_Work instructions_: Restate all of the data exactly.

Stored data
:::

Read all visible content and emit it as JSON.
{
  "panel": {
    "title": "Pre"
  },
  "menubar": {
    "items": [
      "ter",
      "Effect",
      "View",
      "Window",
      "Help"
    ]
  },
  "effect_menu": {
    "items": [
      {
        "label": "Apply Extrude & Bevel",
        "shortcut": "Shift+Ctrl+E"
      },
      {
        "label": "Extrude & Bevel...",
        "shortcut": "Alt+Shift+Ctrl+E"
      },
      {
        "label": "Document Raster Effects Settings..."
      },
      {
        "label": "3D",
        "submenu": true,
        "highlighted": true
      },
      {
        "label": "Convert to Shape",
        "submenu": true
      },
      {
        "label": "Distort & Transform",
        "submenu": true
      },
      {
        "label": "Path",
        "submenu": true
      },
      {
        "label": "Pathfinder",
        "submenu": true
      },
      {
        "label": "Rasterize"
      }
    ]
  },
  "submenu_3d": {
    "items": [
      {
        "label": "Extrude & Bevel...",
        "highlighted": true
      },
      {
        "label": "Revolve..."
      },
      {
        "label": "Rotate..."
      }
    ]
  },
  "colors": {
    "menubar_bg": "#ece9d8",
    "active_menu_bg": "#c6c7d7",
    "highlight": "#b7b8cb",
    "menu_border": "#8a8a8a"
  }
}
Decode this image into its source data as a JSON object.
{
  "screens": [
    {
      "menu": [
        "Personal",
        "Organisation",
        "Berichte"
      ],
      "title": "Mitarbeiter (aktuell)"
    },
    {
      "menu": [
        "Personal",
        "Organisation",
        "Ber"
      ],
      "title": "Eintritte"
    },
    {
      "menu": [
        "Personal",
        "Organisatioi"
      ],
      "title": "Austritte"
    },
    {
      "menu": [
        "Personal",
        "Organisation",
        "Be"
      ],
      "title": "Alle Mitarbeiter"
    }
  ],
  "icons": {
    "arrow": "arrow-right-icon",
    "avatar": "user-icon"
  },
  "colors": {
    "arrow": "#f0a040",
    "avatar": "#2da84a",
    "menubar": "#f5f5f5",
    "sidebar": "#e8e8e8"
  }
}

:::

_Solution_:
Read all visible content and emit it as JSON.
{
  "panel": {
    "title": "Pre"
  },
  "menubar": {
    "items": [
      "ter",
      "Effect",
      "View",
      "Window",
      "Help"
    ]
  },
  "effect_menu": {
    "items": [
      {
        "label": "Apply Extrude & Bevel",
        "shortcut": "Shift+Ctrl+E"
      },
      {
        "label": "Extrude & Bevel...",
        "shortcut": "Alt+Shift+Ctrl+E"
      },
      {
        "label": "Document Raster Effects Settings..."
      },
      {
        "label": "3D",
        "submenu": true,
        "highlighted": true
      },
      {
        "label": "Convert to Shape",
        "submenu": true
      },
      {
        "label": "Distort & Transform",
        "submenu": true
      },
      {
        "label": "Path",
        "submenu": true
      },
      {
        "label": "Pathfinder",
        "submenu": true
      },
      {
        "label": "Rasterize"
      }
    ]
  },
  "submenu_3d": {
    "items": [
      {
        "label": "Extrude & Bevel...",
        "highlighted": true
      },
      {
        "label": "Revolve..."
      },
      {
        "label": "Rotate..."
      }
    ]
  },
  "colors": {
    "menubar_bg": "#ece9d8",
    "active_menu_bg": "#c6c7d7",
    "highlight": "#b7b8cb",
    "menu_border": "#8a8a8a"
  }
}
Decode this image into its source data as a JSON object.
{
  "screens": [
    {
      "menu": [
        "Personal",
        "Organisation",
        "Berichte"
      ],
      "title": "Mitarbeiter (aktuell)"
    },
    {
      "menu": [
        "Personal",
        "Organisation",
        "Ber"
      ],
      "title": "Eintritte"
    },
    {
      "menu": [
        "Personal",
        "Organisatioi"
      ],
      "title": "Austritte"
    },
    {
      "menu": [
        "Personal",
        "Organisation",
        "Be"
      ],
      "title": "Alle Mitarbeiter"
    }
  ],
  "icons": {
    "arrow": "arrow-right-icon",
    "avatar": "user-icon"
  },
  "colors": {
    "arrow": "#f0a040",
    "avatar": "#2da84a",
    "menubar": "#f5f5f5",
    "sidebar": "#e8e8e8"
  }
}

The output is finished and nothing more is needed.